Task directions: Tell how many lines in these records contain the string "HalfCheetah", with only the number as the reply.

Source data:

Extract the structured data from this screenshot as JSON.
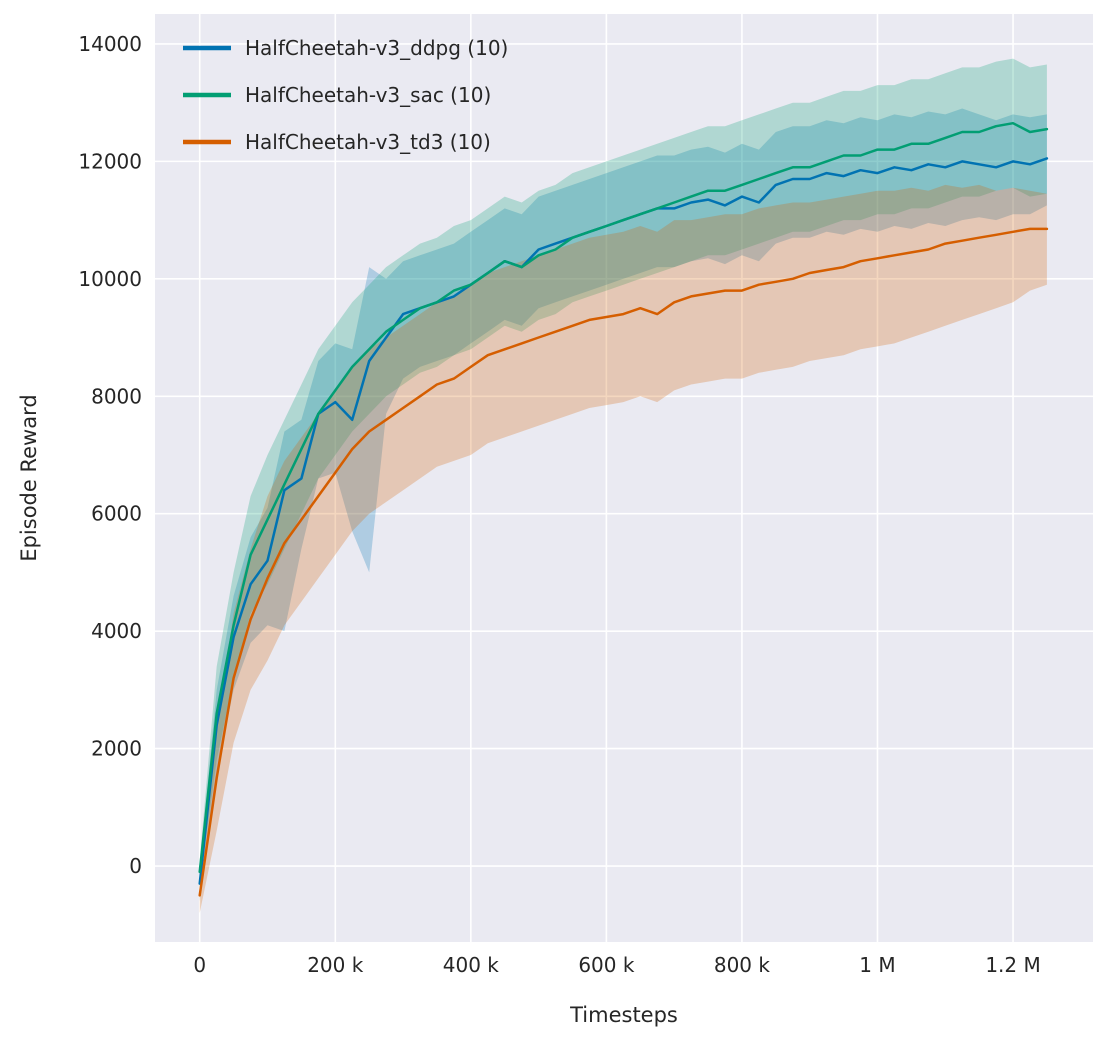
{
  "figure": {
    "background": "#ffffff",
    "panel_background": "#eaeaf2",
    "grid_color": "#ffffff",
    "text_color": "#262626"
  },
  "chart_data": {
    "type": "line",
    "title": "",
    "xlabel": "Timesteps",
    "ylabel": "Episode Reward",
    "x_units": "thousands of timesteps",
    "grid": true,
    "legend_position": "upper left",
    "band_opacity": 0.25,
    "xlim": [
      -66,
      1318
    ],
    "ylim": [
      -1294,
      14510
    ],
    "x_ticks": [
      {
        "value": 0,
        "label": "0"
      },
      {
        "value": 200,
        "label": "200 k"
      },
      {
        "value": 400,
        "label": "400 k"
      },
      {
        "value": 600,
        "label": "600 k"
      },
      {
        "value": 800,
        "label": "800 k"
      },
      {
        "value": 1000,
        "label": "1 M"
      },
      {
        "value": 1200,
        "label": "1.2 M"
      }
    ],
    "y_ticks": [
      {
        "value": 0,
        "label": "0"
      },
      {
        "value": 2000,
        "label": "2000"
      },
      {
        "value": 4000,
        "label": "4000"
      },
      {
        "value": 6000,
        "label": "6000"
      },
      {
        "value": 8000,
        "label": "8000"
      },
      {
        "value": 10000,
        "label": "10000"
      },
      {
        "value": 12000,
        "label": "12000"
      },
      {
        "value": 14000,
        "label": "14000"
      }
    ],
    "x": [
      0,
      25,
      50,
      75,
      100,
      125,
      150,
      175,
      200,
      225,
      250,
      275,
      300,
      325,
      350,
      375,
      400,
      425,
      450,
      475,
      500,
      525,
      550,
      575,
      600,
      625,
      650,
      675,
      700,
      725,
      750,
      775,
      800,
      825,
      850,
      875,
      900,
      925,
      950,
      975,
      1000,
      1025,
      1050,
      1075,
      1100,
      1125,
      1150,
      1175,
      1200,
      1225,
      1250
    ],
    "series": [
      {
        "key": "ddpg",
        "name": "HalfCheetah-v3_ddpg (10)",
        "color": "#0173b2",
        "mean": [
          -300,
          2400,
          3900,
          4800,
          5200,
          6400,
          6600,
          7700,
          7900,
          7600,
          8600,
          9000,
          9400,
          9500,
          9600,
          9700,
          9900,
          10100,
          10300,
          10200,
          10500,
          10600,
          10700,
          10800,
          10900,
          11000,
          11100,
          11200,
          11200,
          11300,
          11350,
          11250,
          11400,
          11300,
          11600,
          11700,
          11700,
          11800,
          11750,
          11850,
          11800,
          11900,
          11850,
          11950,
          11900,
          12000,
          11950,
          11900,
          12000,
          11950,
          12050
        ],
        "low": [
          -600,
          1600,
          3000,
          3800,
          4100,
          4000,
          5400,
          6600,
          6700,
          5700,
          5000,
          7700,
          8300,
          8500,
          8600,
          8700,
          8900,
          9100,
          9300,
          9200,
          9500,
          9600,
          9700,
          9800,
          9900,
          10000,
          10100,
          10200,
          10200,
          10300,
          10350,
          10250,
          10400,
          10300,
          10600,
          10700,
          10700,
          10800,
          10750,
          10850,
          10800,
          10900,
          10850,
          10950,
          10900,
          11000,
          11050,
          11000,
          11100,
          11100,
          11250
        ],
        "high": [
          0,
          3000,
          4600,
          5600,
          6100,
          7400,
          7600,
          8600,
          8900,
          8800,
          10200,
          10000,
          10300,
          10400,
          10500,
          10600,
          10800,
          11000,
          11200,
          11100,
          11400,
          11500,
          11600,
          11700,
          11800,
          11900,
          12000,
          12100,
          12100,
          12200,
          12250,
          12150,
          12300,
          12200,
          12500,
          12600,
          12600,
          12700,
          12650,
          12750,
          12700,
          12800,
          12750,
          12850,
          12800,
          12900,
          12800,
          12700,
          12800,
          12750,
          12800
        ]
      },
      {
        "key": "sac",
        "name": "HalfCheetah-v3_sac (10)",
        "color": "#029e73",
        "mean": [
          -100,
          2600,
          4100,
          5300,
          5900,
          6500,
          7100,
          7700,
          8100,
          8500,
          8800,
          9100,
          9300,
          9500,
          9600,
          9800,
          9900,
          10100,
          10300,
          10200,
          10400,
          10500,
          10700,
          10800,
          10900,
          11000,
          11100,
          11200,
          11300,
          11400,
          11500,
          11500,
          11600,
          11700,
          11800,
          11900,
          11900,
          12000,
          12100,
          12100,
          12200,
          12200,
          12300,
          12300,
          12400,
          12500,
          12500,
          12600,
          12650,
          12500,
          12550
        ],
        "low": [
          -300,
          1800,
          3200,
          4300,
          4800,
          5400,
          6000,
          6600,
          7000,
          7400,
          7700,
          8000,
          8200,
          8400,
          8500,
          8700,
          8800,
          9000,
          9200,
          9100,
          9300,
          9400,
          9600,
          9700,
          9800,
          9900,
          10000,
          10100,
          10200,
          10300,
          10400,
          10400,
          10500,
          10600,
          10700,
          10800,
          10800,
          10900,
          11000,
          11000,
          11100,
          11100,
          11200,
          11200,
          11300,
          11400,
          11400,
          11500,
          11550,
          11400,
          11450
        ],
        "high": [
          100,
          3400,
          5000,
          6300,
          7000,
          7600,
          8200,
          8800,
          9200,
          9600,
          9900,
          10200,
          10400,
          10600,
          10700,
          10900,
          11000,
          11200,
          11400,
          11300,
          11500,
          11600,
          11800,
          11900,
          12000,
          12100,
          12200,
          12300,
          12400,
          12500,
          12600,
          12600,
          12700,
          12800,
          12900,
          13000,
          13000,
          13100,
          13200,
          13200,
          13300,
          13300,
          13400,
          13400,
          13500,
          13600,
          13600,
          13700,
          13750,
          13600,
          13650
        ]
      },
      {
        "key": "td3",
        "name": "HalfCheetah-v3_td3 (10)",
        "color": "#d55e00",
        "mean": [
          -500,
          1500,
          3200,
          4200,
          4900,
          5500,
          5900,
          6300,
          6700,
          7100,
          7400,
          7600,
          7800,
          8000,
          8200,
          8300,
          8500,
          8700,
          8800,
          8900,
          9000,
          9100,
          9200,
          9300,
          9350,
          9400,
          9500,
          9400,
          9600,
          9700,
          9750,
          9800,
          9800,
          9900,
          9950,
          10000,
          10100,
          10150,
          10200,
          10300,
          10350,
          10400,
          10450,
          10500,
          10600,
          10650,
          10700,
          10750,
          10800,
          10850,
          10850
        ],
        "low": [
          -800,
          600,
          2100,
          3000,
          3500,
          4100,
          4500,
          4900,
          5300,
          5700,
          6000,
          6200,
          6400,
          6600,
          6800,
          6900,
          7000,
          7200,
          7300,
          7400,
          7500,
          7600,
          7700,
          7800,
          7850,
          7900,
          8000,
          7900,
          8100,
          8200,
          8250,
          8300,
          8300,
          8400,
          8450,
          8500,
          8600,
          8650,
          8700,
          8800,
          8850,
          8900,
          9000,
          9100,
          9200,
          9300,
          9400,
          9500,
          9600,
          9800,
          9900
        ],
        "high": [
          -200,
          2400,
          4300,
          5400,
          6300,
          6900,
          7300,
          7700,
          8100,
          8500,
          8800,
          9000,
          9200,
          9400,
          9600,
          9700,
          9900,
          10100,
          10200,
          10300,
          10400,
          10500,
          10600,
          10700,
          10750,
          10800,
          10900,
          10800,
          11000,
          11000,
          11050,
          11100,
          11100,
          11200,
          11250,
          11300,
          11300,
          11350,
          11400,
          11450,
          11500,
          11500,
          11550,
          11500,
          11600,
          11550,
          11600,
          11500,
          11550,
          11500,
          11450
        ]
      }
    ]
  }
}
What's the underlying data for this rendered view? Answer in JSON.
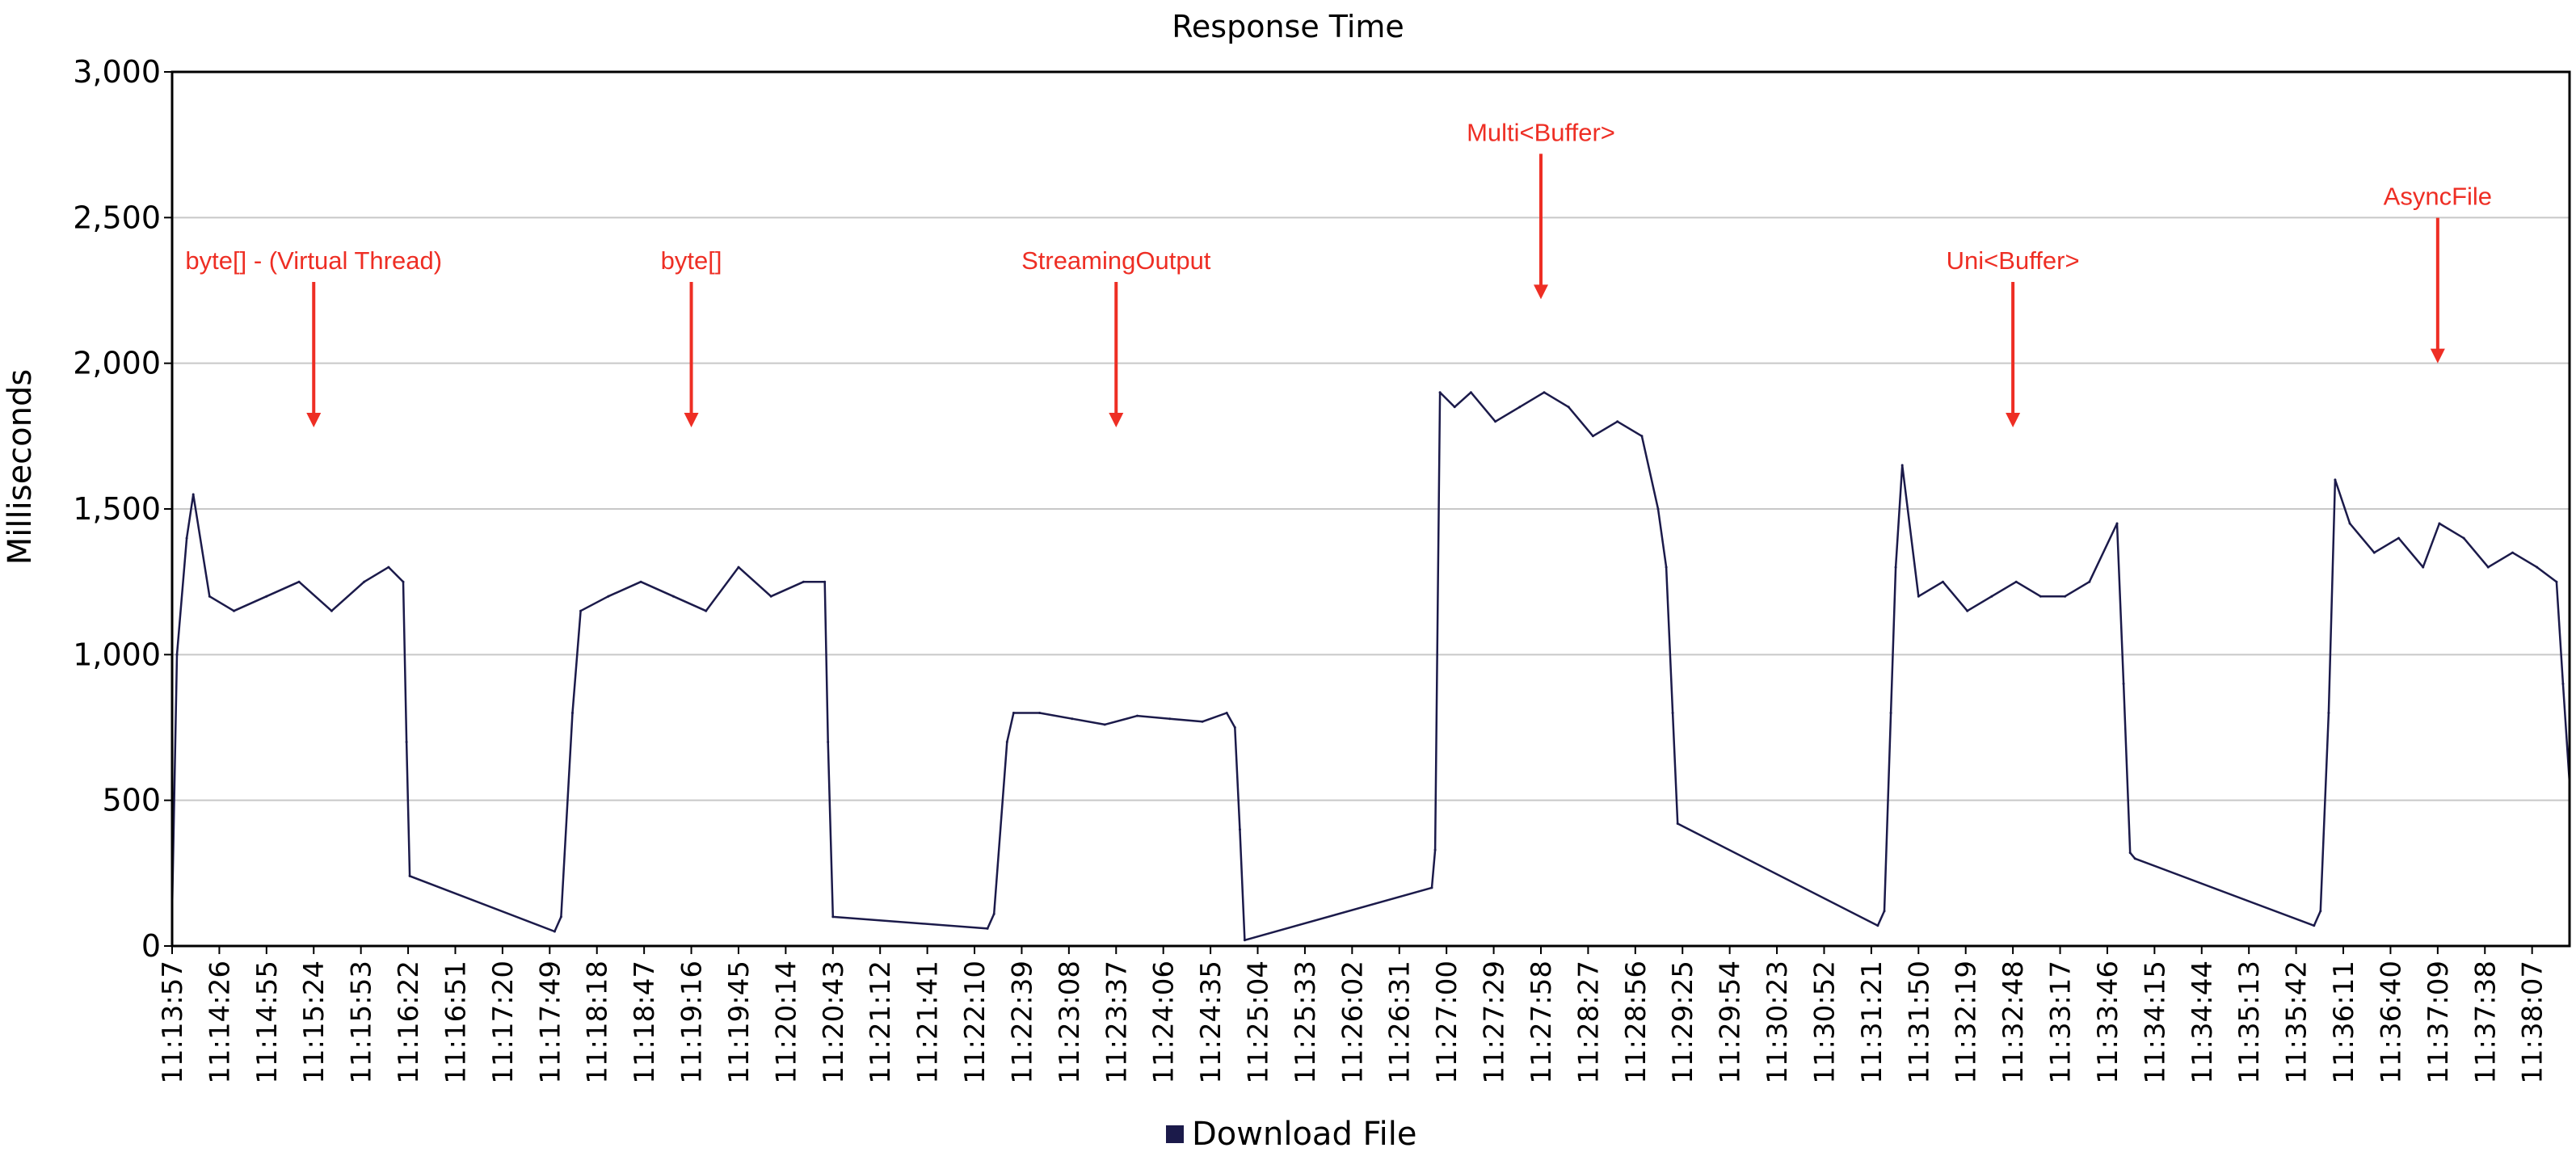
{
  "chart_data": {
    "type": "line",
    "title": "Response Time",
    "ylabel": "Milliseconds",
    "xlabel": "",
    "ylim": [
      0,
      3000
    ],
    "yticks": [
      0,
      500,
      1000,
      1500,
      2000,
      2500,
      3000
    ],
    "ytick_labels": [
      "0",
      "500",
      "1,000",
      "1,500",
      "2,000",
      "2,500",
      "3,000"
    ],
    "grid": true,
    "legend": "bottom-center",
    "x_start": "11:13:57",
    "x_end": "11:38:30",
    "xtick_labels": [
      "11:13:57",
      "11:14:26",
      "11:14:55",
      "11:15:24",
      "11:15:53",
      "11:16:22",
      "11:16:51",
      "11:17:20",
      "11:17:49",
      "11:18:18",
      "11:18:47",
      "11:19:16",
      "11:19:45",
      "11:20:14",
      "11:20:43",
      "11:21:12",
      "11:21:41",
      "11:22:10",
      "11:22:39",
      "11:23:08",
      "11:23:37",
      "11:24:06",
      "11:24:35",
      "11:25:04",
      "11:25:33",
      "11:26:02",
      "11:26:31",
      "11:27:00",
      "11:27:29",
      "11:27:58",
      "11:28:27",
      "11:28:56",
      "11:29:25",
      "11:29:54",
      "11:30:23",
      "11:30:52",
      "11:31:21",
      "11:31:50",
      "11:32:19",
      "11:32:48",
      "11:33:17",
      "11:33:46",
      "11:34:15",
      "11:34:44",
      "11:35:13",
      "11:35:42",
      "11:36:11",
      "11:36:40",
      "11:37:09",
      "11:37:38",
      "11:38:07"
    ],
    "series": [
      {
        "name": "Download File",
        "color": "#1b1a4a",
        "x": [
          "11:13:57",
          "11:14:00",
          "11:14:06",
          "11:14:10",
          "11:14:20",
          "11:14:35",
          "11:14:55",
          "11:15:15",
          "11:15:35",
          "11:15:55",
          "11:16:10",
          "11:16:19",
          "11:16:21",
          "11:16:23",
          "11:17:52",
          "11:17:56",
          "11:18:03",
          "11:18:08",
          "11:18:25",
          "11:18:45",
          "11:19:05",
          "11:19:25",
          "11:19:45",
          "11:20:05",
          "11:20:25",
          "11:20:38",
          "11:20:40",
          "11:20:43",
          "11:22:18",
          "11:22:22",
          "11:22:30",
          "11:22:34",
          "11:22:50",
          "11:23:10",
          "11:23:30",
          "11:23:50",
          "11:24:10",
          "11:24:30",
          "11:24:45",
          "11:24:50",
          "11:24:53",
          "11:24:56",
          "11:26:51",
          "11:26:53",
          "11:26:56",
          "11:27:05",
          "11:27:15",
          "11:27:30",
          "11:27:45",
          "11:28:00",
          "11:28:15",
          "11:28:30",
          "11:28:45",
          "11:29:00",
          "11:29:10",
          "11:29:15",
          "11:29:19",
          "11:29:22",
          "11:31:25",
          "11:31:29",
          "11:31:33",
          "11:31:36",
          "11:31:40",
          "11:31:50",
          "11:32:05",
          "11:32:20",
          "11:32:35",
          "11:32:50",
          "11:33:05",
          "11:33:20",
          "11:33:35",
          "11:33:52",
          "11:33:56",
          "11:34:00",
          "11:34:03",
          "11:35:53",
          "11:35:57",
          "11:36:02",
          "11:36:06",
          "11:36:15",
          "11:36:30",
          "11:36:45",
          "11:37:00",
          "11:37:10",
          "11:37:25",
          "11:37:40",
          "11:37:55",
          "11:38:10",
          "11:38:22",
          "11:38:26",
          "11:38:30"
        ],
        "values": [
          120,
          1000,
          1400,
          1550,
          1200,
          1150,
          1200,
          1250,
          1150,
          1250,
          1300,
          1250,
          700,
          240,
          50,
          100,
          800,
          1150,
          1200,
          1250,
          1200,
          1150,
          1300,
          1200,
          1250,
          1250,
          700,
          100,
          60,
          110,
          700,
          800,
          800,
          780,
          760,
          790,
          780,
          770,
          800,
          750,
          400,
          20,
          200,
          330,
          1900,
          1850,
          1900,
          1800,
          1850,
          1900,
          1850,
          1750,
          1800,
          1750,
          1500,
          1300,
          800,
          420,
          70,
          120,
          800,
          1300,
          1650,
          1200,
          1250,
          1150,
          1200,
          1250,
          1200,
          1200,
          1250,
          1450,
          900,
          320,
          300,
          70,
          120,
          800,
          1600,
          1450,
          1350,
          1400,
          1300,
          1450,
          1400,
          1300,
          1350,
          1300,
          1250,
          900,
          560
        ]
      }
    ],
    "annotations": [
      {
        "label": "byte[] - (Virtual Thread)",
        "x": "11:15:24",
        "y": 1780
      },
      {
        "label": "byte[]",
        "x": "11:19:16",
        "y": 1780
      },
      {
        "label": "StreamingOutput",
        "x": "11:23:37",
        "y": 1780
      },
      {
        "label": "Multi<Buffer>",
        "x": "11:27:58",
        "y": 2220
      },
      {
        "label": "Uni<Buffer>",
        "x": "11:32:48",
        "y": 1780
      },
      {
        "label": "AsyncFile",
        "x": "11:37:09",
        "y": 2000
      }
    ],
    "annotation_color": "#ee2e24"
  }
}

Answer to this exercise: 3